═════ Exercise inputs

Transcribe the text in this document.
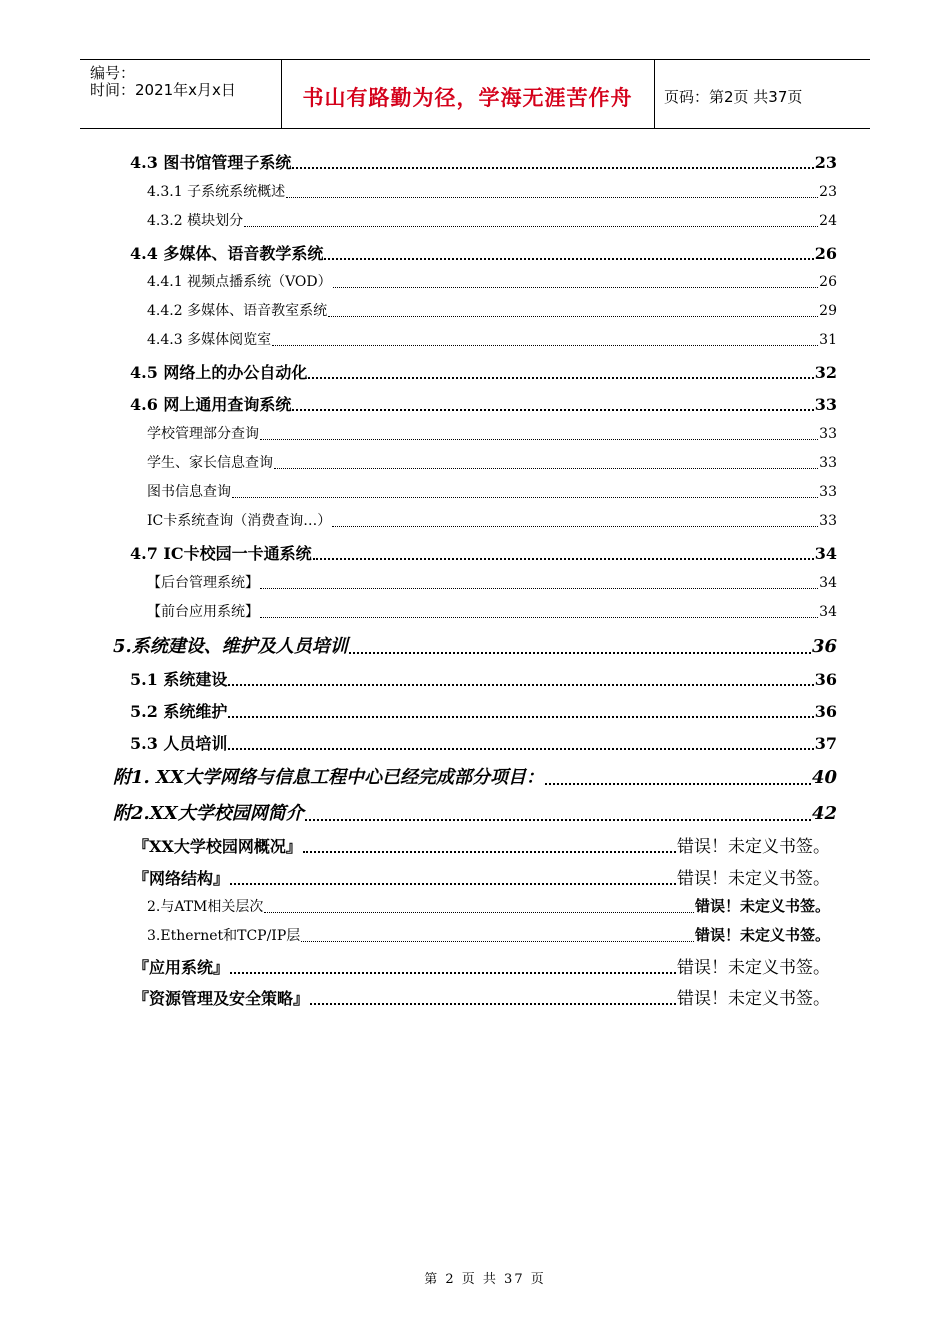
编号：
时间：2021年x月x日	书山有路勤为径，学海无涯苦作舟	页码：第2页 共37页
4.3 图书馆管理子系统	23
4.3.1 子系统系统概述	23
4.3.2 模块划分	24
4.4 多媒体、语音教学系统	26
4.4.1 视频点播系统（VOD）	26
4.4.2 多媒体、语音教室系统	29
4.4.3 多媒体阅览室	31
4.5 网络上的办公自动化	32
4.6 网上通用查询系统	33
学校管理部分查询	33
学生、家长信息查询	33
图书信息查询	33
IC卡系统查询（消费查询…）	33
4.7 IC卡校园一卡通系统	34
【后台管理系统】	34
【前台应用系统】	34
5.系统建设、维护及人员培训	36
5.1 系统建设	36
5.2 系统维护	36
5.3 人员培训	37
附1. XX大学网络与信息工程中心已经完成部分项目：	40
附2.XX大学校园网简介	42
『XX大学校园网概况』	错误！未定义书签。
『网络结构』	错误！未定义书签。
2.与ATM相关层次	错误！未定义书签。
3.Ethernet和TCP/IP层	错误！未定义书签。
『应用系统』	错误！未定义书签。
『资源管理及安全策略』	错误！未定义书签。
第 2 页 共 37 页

══════════
═════ Exercise inputs

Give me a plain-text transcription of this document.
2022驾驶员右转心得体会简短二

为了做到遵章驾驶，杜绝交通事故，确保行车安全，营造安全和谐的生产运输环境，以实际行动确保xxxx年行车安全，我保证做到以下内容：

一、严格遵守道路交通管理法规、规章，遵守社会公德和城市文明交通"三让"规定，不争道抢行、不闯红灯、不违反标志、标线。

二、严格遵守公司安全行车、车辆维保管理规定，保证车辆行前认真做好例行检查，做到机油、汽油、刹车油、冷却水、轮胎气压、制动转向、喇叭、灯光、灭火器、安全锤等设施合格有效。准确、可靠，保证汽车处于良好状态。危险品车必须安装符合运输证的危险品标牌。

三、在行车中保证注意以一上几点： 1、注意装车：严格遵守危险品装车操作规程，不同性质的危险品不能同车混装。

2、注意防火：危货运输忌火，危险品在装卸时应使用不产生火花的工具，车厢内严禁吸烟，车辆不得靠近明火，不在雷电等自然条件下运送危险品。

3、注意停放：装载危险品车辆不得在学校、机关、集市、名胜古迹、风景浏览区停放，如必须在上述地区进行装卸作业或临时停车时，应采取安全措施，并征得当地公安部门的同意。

══════════

### Task instructions
Where does the word "未定义书签" appear in the listing? List each line that holds it.

### Result below
『XX大学校园网概况』	错误！未定义书签。
『网络结构』	错误！未定义书签。
2.与ATM相关层次	错误！未定义书签。
3.Ethernet和TCP/IP层	错误！未定义书签。
『应用系统』	错误！未定义书签。
『资源管理及安全策略』	错误！未定义书签。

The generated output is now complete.